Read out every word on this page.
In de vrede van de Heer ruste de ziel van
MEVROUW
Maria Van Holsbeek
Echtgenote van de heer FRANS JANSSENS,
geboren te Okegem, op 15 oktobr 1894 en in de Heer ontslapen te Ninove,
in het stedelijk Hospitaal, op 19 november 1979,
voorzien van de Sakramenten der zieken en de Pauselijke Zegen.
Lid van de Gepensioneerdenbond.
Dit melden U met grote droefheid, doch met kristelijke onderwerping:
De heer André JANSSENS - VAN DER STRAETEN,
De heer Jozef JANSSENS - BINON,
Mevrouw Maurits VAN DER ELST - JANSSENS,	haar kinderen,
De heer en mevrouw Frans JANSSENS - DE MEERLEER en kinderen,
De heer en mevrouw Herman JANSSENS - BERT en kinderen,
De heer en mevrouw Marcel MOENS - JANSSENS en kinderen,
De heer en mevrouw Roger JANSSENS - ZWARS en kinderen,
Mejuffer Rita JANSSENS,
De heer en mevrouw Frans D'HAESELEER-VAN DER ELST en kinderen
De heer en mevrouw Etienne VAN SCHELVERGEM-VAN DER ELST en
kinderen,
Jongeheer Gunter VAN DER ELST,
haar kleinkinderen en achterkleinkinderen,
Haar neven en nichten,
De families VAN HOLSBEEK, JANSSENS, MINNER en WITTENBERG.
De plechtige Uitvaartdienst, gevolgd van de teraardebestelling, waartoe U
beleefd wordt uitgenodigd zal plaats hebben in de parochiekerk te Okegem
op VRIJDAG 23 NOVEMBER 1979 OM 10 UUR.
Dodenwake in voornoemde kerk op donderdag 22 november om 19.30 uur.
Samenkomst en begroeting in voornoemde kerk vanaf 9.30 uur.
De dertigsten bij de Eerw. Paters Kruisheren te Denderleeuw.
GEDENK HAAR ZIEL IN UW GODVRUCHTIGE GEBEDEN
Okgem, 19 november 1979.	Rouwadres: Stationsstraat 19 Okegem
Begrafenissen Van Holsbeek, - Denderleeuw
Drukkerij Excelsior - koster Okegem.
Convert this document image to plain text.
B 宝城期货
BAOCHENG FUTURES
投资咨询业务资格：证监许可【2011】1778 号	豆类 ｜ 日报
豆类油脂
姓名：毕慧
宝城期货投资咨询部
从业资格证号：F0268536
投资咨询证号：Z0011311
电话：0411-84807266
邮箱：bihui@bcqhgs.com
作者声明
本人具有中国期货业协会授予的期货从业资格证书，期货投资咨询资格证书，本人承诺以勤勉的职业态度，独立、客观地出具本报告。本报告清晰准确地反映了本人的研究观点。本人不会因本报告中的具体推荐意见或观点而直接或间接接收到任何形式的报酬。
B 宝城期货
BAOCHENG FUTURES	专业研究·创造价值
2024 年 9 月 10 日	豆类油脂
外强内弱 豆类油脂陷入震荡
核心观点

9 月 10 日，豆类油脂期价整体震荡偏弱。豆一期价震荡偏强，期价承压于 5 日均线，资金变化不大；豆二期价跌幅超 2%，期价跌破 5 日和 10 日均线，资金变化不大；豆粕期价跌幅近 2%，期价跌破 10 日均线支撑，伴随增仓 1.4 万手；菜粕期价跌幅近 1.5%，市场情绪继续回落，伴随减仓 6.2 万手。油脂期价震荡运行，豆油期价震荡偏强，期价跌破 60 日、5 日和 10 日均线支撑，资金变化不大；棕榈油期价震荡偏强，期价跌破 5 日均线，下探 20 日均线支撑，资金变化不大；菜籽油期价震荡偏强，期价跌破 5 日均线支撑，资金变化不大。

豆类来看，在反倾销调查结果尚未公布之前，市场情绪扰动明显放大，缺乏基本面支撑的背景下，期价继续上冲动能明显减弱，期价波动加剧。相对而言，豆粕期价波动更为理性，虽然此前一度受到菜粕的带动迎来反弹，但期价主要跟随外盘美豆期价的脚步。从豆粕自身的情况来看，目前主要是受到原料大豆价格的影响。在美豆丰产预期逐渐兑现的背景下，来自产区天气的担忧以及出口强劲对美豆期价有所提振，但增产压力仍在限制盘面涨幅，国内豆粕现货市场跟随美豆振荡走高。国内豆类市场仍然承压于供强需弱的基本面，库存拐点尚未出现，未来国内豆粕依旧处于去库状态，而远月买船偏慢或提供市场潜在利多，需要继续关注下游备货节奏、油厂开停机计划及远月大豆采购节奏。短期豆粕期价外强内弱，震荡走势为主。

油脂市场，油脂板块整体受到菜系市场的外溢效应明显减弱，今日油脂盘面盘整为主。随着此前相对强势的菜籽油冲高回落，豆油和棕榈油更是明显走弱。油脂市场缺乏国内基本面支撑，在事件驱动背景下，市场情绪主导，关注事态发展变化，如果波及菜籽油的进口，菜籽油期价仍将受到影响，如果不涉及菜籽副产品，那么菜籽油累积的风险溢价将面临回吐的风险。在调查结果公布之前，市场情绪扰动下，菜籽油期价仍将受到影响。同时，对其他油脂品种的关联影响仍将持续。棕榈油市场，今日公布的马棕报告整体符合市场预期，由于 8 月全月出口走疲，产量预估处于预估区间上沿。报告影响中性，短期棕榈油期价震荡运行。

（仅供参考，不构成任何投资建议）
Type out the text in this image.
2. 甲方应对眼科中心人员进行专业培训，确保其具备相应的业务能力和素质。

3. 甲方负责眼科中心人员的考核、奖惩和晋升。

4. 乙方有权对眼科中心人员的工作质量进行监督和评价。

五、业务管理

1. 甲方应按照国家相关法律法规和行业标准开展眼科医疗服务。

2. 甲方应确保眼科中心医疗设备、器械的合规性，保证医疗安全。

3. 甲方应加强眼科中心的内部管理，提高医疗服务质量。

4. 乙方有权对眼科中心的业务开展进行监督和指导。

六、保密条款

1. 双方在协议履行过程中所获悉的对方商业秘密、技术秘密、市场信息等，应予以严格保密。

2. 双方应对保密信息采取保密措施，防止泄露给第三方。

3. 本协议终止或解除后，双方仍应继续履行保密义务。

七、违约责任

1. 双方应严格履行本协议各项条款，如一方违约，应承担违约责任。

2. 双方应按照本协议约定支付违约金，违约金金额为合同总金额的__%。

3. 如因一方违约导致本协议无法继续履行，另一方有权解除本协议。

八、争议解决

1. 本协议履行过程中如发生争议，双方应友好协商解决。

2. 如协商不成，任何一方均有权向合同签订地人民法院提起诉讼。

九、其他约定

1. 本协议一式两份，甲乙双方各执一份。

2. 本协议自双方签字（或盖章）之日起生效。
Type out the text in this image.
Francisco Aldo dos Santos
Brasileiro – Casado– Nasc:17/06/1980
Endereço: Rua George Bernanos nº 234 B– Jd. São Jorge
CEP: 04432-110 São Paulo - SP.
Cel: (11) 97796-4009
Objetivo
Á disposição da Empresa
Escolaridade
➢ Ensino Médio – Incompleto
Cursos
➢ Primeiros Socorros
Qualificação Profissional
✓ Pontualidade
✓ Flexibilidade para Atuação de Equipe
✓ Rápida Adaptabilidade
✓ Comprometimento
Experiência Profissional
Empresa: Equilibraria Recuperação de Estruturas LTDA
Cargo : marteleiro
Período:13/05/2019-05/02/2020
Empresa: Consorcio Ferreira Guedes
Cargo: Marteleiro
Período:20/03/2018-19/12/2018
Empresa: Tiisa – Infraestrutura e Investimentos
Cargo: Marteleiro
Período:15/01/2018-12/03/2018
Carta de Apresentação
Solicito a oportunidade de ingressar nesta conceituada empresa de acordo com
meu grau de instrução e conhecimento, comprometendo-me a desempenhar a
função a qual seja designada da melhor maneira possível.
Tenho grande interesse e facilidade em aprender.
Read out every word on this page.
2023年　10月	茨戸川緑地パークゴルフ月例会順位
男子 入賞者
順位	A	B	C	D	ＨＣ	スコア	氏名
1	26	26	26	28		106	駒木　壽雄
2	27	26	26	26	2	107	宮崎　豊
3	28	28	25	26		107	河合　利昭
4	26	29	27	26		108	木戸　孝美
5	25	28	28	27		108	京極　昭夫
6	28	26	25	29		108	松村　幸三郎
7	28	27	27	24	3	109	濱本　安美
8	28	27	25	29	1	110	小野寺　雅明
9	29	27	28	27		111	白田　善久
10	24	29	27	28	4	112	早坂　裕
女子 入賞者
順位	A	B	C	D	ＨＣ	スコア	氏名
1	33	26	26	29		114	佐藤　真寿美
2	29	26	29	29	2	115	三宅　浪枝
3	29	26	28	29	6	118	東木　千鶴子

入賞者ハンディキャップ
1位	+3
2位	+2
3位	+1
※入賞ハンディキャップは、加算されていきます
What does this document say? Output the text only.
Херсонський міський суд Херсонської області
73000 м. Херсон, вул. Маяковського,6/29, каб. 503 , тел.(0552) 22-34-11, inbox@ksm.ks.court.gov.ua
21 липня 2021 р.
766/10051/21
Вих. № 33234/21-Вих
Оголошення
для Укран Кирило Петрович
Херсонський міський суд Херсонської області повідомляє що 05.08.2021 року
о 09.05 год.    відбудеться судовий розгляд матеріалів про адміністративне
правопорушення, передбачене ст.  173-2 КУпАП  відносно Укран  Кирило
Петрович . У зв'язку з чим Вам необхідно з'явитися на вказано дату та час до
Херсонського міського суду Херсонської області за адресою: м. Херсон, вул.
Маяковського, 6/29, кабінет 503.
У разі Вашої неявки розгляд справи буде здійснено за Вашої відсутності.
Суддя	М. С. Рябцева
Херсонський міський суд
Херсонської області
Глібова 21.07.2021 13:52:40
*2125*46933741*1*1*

****

• Given task
In the entries above, count each line that holds "міський". Give the total and nothing else.

• Correct answer
3